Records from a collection
— START —

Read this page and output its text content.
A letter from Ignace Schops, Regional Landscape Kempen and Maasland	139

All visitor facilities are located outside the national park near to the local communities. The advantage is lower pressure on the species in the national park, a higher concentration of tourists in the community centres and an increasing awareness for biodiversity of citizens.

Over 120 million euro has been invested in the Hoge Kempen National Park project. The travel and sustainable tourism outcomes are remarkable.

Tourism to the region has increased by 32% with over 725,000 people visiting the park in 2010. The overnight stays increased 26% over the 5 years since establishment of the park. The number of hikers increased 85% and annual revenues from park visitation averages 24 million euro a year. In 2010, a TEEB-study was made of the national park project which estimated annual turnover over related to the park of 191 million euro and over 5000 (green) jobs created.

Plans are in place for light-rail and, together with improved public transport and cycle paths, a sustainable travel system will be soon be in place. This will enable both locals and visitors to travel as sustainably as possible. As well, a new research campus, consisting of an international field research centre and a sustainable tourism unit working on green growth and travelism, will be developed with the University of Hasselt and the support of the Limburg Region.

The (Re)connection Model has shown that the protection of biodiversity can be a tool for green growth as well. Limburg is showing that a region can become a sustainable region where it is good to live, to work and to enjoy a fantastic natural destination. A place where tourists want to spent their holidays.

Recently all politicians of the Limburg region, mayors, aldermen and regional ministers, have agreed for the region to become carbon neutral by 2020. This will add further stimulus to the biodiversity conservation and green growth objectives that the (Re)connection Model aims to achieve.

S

— END —

- [The exercise]: The full set of records should be duplicated exactly.

- [Reply to the task]:
Read this page and output its text content.
A letter from Ignace Schops, Regional Landscape Kempen and Maasland	139

All visitor facilities are located outside the national park near to the local communities. The advantage is lower pressure on the species in the national park, a higher concentration of tourists in the community centres and an increasing awareness for biodiversity of citizens.

Over 120 million euro has been invested in the Hoge Kempen National Park project. The travel and sustainable tourism outcomes are remarkable.

Tourism to the region has increased by 32% with over 725,000 people visiting the park in 2010. The overnight stays increased 26% over the 5 years since establishment of the park. The number of hikers increased 85% and annual revenues from park visitation averages 24 million euro a year. In 2010, a TEEB-study was made of the national park project which estimated annual turnover over related to the park of 191 million euro and over 5000 (green) jobs created.

Plans are in place for light-rail and, together with improved public transport and cycle paths, a sustainable travel system will be soon be in place. This will enable both locals and visitors to travel as sustainably as possible. As well, a new research campus, consisting of an international field research centre and a sustainable tourism unit working on green growth and travelism, will be developed with the University of Hasselt and the support of the Limburg Region.

The (Re)connection Model has shown that the protection of biodiversity can be a tool for green growth as well. Limburg is showing that a region can become a sustainable region where it is good to live, to work and to enjoy a fantastic natural destination. A place where tourists want to spent their holidays.

Recently all politicians of the Limburg region, mayors, aldermen and regional ministers, have agreed for the region to become carbon neutral by 2020. This will add further stimulus to the biodiversity conservation and green growth objectives that the (Re)connection Model aims to achieve.

S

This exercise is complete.